● **Dataset records**:
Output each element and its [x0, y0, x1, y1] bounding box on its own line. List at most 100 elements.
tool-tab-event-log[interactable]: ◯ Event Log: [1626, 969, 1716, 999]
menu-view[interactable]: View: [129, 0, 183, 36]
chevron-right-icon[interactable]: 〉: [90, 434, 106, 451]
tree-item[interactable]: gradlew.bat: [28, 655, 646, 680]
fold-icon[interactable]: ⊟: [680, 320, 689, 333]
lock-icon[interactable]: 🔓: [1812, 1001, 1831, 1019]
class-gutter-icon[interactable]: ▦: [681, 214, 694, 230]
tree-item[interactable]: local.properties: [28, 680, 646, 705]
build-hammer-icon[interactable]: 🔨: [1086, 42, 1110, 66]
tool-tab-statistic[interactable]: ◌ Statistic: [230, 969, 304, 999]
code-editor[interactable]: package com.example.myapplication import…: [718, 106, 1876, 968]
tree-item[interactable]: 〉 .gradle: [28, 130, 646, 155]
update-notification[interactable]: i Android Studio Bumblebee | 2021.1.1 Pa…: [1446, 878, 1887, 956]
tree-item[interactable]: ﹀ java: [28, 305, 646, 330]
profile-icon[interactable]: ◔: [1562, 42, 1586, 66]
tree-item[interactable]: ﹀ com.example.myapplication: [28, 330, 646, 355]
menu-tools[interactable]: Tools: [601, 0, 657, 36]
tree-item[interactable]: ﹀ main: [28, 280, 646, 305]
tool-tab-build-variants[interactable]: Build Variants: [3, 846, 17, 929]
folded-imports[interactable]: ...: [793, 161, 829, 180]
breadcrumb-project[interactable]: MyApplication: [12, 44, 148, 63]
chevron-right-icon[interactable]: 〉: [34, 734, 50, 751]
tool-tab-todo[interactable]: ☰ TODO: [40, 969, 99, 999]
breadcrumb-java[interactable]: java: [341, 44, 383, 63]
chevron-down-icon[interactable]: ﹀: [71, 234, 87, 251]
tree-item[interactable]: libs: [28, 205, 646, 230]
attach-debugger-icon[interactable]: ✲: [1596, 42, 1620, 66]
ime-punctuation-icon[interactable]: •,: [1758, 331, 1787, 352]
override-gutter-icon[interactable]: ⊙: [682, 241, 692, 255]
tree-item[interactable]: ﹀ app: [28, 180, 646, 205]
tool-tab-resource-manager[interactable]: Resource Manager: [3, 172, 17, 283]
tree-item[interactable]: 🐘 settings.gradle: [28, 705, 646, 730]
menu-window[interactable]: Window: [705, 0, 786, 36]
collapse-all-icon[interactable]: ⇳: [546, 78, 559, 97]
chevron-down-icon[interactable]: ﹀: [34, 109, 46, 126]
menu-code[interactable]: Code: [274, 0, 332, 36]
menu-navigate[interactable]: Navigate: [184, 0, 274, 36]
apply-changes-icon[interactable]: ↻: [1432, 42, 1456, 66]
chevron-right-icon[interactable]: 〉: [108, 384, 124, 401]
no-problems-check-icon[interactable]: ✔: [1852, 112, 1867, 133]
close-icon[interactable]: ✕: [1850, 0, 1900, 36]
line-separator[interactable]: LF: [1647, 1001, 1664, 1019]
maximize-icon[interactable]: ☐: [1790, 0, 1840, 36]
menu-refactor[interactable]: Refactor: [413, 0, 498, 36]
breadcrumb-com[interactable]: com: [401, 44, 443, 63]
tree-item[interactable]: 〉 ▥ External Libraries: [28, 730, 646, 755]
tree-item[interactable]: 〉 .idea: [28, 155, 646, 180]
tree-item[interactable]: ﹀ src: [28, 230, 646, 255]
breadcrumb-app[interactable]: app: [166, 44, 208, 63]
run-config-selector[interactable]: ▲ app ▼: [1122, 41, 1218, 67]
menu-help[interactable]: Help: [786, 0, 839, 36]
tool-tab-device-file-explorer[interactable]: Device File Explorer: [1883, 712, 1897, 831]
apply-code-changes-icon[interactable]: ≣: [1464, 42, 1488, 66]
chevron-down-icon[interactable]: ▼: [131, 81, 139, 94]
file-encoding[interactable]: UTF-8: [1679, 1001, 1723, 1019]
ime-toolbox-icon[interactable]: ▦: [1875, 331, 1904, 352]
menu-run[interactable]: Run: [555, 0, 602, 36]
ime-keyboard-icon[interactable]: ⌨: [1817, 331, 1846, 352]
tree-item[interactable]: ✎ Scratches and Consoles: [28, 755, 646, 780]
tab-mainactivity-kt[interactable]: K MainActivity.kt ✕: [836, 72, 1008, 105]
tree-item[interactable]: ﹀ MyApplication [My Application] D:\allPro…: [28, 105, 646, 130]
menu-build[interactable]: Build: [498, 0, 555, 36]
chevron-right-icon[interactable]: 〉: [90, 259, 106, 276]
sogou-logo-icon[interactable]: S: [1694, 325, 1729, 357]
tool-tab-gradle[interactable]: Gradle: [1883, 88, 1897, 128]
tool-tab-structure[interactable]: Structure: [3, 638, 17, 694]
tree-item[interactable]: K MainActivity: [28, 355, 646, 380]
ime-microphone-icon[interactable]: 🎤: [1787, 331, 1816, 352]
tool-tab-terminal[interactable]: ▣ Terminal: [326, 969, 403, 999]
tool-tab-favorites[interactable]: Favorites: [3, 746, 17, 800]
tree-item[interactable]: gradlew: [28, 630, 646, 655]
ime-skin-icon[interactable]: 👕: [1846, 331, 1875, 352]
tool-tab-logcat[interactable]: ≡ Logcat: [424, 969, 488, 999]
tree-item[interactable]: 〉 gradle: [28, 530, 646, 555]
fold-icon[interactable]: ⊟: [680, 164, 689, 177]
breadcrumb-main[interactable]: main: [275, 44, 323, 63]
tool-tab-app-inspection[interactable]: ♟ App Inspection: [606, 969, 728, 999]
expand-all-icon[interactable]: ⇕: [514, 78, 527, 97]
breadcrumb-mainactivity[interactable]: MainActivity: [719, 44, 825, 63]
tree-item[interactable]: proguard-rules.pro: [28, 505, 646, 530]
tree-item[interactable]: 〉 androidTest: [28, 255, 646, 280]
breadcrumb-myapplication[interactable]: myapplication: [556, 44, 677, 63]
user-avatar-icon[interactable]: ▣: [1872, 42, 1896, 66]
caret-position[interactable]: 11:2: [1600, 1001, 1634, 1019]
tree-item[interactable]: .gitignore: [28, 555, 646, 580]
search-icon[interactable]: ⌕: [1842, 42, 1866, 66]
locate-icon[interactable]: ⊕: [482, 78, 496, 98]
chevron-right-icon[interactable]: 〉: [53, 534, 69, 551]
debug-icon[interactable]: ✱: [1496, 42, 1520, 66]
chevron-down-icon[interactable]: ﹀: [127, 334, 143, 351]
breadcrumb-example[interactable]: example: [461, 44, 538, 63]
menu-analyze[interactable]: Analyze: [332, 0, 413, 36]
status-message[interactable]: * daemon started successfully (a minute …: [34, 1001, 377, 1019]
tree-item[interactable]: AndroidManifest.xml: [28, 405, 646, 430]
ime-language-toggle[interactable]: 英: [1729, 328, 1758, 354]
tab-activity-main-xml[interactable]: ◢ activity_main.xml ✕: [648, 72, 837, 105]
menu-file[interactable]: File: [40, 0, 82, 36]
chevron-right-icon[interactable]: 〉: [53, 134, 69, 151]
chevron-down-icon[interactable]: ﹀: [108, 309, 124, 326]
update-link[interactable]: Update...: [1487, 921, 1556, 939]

● **Short problem**:
Return the lines from the very first one down to and including the line that contains "menu-code[interactable]: Code: [274, 0, 332, 36]", copying each without any change.

● **Solution**:
Output each element and its [x0, y0, x1, y1] bounding box on its own line. List at most 100 elements.
tool-tab-event-log[interactable]: ◯ Event Log: [1626, 969, 1716, 999]
menu-view[interactable]: View: [129, 0, 183, 36]
chevron-right-icon[interactable]: 〉: [90, 434, 106, 451]
tree-item[interactable]: gradlew.bat: [28, 655, 646, 680]
fold-icon[interactable]: ⊟: [680, 320, 689, 333]
lock-icon[interactable]: 🔓: [1812, 1001, 1831, 1019]
class-gutter-icon[interactable]: ▦: [681, 214, 694, 230]
tree-item[interactable]: local.properties: [28, 680, 646, 705]
build-hammer-icon[interactable]: 🔨: [1086, 42, 1110, 66]
tool-tab-statistic[interactable]: ◌ Statistic: [230, 969, 304, 999]
code-editor[interactable]: package com.example.myapplication import…: [718, 106, 1876, 968]
tree-item[interactable]: 〉 .gradle: [28, 130, 646, 155]
update-notification[interactable]: i Android Studio Bumblebee | 2021.1.1 Pa…: [1446, 878, 1887, 956]
tree-item[interactable]: ﹀ java: [28, 305, 646, 330]
profile-icon[interactable]: ◔: [1562, 42, 1586, 66]
tree-item[interactable]: ﹀ com.example.myapplication: [28, 330, 646, 355]
menu-tools[interactable]: Tools: [601, 0, 657, 36]
tree-item[interactable]: ﹀ main: [28, 280, 646, 305]
tool-tab-build-variants[interactable]: Build Variants: [3, 846, 17, 929]
folded-imports[interactable]: ...: [793, 161, 829, 180]
breadcrumb-project[interactable]: MyApplication: [12, 44, 148, 63]
chevron-right-icon[interactable]: 〉: [34, 734, 50, 751]
tool-tab-todo[interactable]: ☰ TODO: [40, 969, 99, 999]
breadcrumb-java[interactable]: java: [341, 44, 383, 63]
chevron-down-icon[interactable]: ﹀: [71, 234, 87, 251]
tree-item[interactable]: libs: [28, 205, 646, 230]
attach-debugger-icon[interactable]: ✲: [1596, 42, 1620, 66]
ime-punctuation-icon[interactable]: •,: [1758, 331, 1787, 352]
override-gutter-icon[interactable]: ⊙: [682, 241, 692, 255]
tree-item[interactable]: ﹀ app: [28, 180, 646, 205]
tool-tab-resource-manager[interactable]: Resource Manager: [3, 172, 17, 283]
tree-item[interactable]: 🐘 settings.gradle: [28, 705, 646, 730]
menu-window[interactable]: Window: [705, 0, 786, 36]
collapse-all-icon[interactable]: ⇳: [546, 78, 559, 97]
chevron-down-icon[interactable]: ﹀: [34, 109, 46, 126]
menu-code[interactable]: Code: [274, 0, 332, 36]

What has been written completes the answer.